Exercise details> Where a line of the material contains the string "JSON", copy that line.

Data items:
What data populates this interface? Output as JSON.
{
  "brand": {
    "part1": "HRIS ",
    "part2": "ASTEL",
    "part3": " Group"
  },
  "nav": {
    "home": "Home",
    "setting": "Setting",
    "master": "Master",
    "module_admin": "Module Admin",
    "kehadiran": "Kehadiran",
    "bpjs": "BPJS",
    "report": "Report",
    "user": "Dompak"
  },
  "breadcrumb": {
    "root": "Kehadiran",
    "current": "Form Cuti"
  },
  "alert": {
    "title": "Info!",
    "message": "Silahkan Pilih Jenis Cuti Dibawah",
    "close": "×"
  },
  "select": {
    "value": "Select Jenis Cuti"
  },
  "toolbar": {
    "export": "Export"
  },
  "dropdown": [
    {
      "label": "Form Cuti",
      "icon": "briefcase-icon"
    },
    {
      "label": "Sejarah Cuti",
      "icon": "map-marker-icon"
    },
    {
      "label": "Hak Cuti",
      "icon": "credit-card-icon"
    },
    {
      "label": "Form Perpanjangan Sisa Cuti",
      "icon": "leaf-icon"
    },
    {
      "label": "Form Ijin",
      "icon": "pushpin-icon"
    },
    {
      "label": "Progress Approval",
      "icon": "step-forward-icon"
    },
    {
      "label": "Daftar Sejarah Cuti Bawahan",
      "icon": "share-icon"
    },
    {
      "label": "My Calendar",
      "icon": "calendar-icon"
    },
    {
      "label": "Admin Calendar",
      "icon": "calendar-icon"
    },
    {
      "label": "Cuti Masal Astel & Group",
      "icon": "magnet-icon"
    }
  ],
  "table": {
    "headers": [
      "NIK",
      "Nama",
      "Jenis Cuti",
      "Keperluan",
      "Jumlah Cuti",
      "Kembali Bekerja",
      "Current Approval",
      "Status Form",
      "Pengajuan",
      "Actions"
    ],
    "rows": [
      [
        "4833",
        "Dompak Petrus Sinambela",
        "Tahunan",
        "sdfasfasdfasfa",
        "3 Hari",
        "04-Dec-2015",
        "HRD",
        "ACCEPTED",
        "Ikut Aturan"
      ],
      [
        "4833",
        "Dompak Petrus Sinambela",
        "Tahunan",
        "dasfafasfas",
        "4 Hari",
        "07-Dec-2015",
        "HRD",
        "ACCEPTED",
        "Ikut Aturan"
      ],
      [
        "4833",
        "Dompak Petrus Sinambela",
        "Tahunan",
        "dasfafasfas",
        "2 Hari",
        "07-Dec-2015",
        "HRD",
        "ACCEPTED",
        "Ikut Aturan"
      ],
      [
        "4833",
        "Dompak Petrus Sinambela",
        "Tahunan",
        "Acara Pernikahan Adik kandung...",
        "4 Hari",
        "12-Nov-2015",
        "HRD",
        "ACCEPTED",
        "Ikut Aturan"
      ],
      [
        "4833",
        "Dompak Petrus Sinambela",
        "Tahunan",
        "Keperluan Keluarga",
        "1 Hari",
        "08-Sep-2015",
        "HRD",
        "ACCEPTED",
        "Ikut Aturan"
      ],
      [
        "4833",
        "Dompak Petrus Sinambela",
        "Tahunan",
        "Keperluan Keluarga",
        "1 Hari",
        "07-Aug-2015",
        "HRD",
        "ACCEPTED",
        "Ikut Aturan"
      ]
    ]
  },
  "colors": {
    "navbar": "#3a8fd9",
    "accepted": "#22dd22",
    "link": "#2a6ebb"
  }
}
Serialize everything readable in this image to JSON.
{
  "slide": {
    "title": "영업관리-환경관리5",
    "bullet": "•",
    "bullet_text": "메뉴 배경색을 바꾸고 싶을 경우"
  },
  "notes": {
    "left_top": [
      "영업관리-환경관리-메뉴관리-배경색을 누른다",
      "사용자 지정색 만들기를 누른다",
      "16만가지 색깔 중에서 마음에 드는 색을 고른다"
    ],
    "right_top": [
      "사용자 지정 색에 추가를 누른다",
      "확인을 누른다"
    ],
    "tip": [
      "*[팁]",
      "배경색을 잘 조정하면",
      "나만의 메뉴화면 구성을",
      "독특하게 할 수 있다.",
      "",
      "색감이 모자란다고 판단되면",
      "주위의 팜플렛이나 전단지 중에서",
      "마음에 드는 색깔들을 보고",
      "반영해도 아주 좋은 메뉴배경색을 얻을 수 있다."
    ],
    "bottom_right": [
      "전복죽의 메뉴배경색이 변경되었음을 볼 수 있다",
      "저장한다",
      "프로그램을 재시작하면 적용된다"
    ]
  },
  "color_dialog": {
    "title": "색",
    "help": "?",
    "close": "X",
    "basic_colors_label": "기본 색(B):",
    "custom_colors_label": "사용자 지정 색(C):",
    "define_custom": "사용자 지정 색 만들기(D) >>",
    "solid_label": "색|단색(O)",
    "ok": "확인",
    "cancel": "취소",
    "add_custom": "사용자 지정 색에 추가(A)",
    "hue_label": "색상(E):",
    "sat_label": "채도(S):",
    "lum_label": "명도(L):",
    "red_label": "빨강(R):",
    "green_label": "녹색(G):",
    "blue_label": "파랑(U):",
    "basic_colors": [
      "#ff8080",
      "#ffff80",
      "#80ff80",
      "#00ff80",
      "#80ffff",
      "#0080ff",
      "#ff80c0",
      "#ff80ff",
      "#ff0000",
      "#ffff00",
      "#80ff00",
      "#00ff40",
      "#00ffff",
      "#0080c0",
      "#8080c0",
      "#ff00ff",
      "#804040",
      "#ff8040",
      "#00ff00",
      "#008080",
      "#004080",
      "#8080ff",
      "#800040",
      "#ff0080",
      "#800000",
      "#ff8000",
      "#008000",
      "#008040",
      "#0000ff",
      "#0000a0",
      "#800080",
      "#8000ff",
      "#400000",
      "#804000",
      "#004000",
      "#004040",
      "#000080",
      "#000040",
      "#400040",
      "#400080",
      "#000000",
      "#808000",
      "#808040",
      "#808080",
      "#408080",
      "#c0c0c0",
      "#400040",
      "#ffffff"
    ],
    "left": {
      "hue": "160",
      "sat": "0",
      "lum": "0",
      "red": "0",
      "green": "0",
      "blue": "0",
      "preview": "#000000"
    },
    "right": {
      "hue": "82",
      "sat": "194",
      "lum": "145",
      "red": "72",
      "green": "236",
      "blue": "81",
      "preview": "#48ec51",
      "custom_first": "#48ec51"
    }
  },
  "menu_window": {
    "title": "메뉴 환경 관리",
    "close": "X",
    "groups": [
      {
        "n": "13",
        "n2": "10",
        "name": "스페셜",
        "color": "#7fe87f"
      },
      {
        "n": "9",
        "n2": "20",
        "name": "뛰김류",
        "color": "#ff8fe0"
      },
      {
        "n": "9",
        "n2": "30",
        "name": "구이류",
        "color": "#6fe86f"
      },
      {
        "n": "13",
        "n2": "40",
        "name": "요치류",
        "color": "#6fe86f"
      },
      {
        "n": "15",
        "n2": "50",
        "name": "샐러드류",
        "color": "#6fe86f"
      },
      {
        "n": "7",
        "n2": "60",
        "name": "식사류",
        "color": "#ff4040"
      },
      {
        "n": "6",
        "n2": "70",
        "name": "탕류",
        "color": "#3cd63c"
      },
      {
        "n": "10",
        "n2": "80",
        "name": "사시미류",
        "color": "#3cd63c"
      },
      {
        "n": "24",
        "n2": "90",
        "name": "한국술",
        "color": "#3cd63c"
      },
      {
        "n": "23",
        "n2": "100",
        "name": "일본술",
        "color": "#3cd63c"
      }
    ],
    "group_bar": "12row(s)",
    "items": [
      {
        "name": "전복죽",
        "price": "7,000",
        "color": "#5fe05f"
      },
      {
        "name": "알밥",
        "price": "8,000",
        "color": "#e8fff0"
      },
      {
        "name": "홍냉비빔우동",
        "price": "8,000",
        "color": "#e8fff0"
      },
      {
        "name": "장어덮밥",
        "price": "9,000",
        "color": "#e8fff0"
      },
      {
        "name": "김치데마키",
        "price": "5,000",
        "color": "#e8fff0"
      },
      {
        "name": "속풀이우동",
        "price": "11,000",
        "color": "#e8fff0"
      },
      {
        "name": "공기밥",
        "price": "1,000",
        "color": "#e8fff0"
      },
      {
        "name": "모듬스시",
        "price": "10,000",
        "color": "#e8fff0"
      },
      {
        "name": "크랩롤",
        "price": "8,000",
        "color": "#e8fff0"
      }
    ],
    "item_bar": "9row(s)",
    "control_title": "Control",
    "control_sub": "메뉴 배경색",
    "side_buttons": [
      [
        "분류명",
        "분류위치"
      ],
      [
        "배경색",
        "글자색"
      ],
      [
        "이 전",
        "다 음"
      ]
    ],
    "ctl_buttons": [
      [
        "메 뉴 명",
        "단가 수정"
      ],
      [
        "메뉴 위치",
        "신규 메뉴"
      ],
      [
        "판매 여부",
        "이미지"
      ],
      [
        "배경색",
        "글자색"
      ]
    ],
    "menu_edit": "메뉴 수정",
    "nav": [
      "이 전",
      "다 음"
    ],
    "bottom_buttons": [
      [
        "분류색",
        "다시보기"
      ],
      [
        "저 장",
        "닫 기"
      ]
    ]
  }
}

Final answer>
What data populates this interface? Output as JSON.
Serialize everything readable in this image to JSON.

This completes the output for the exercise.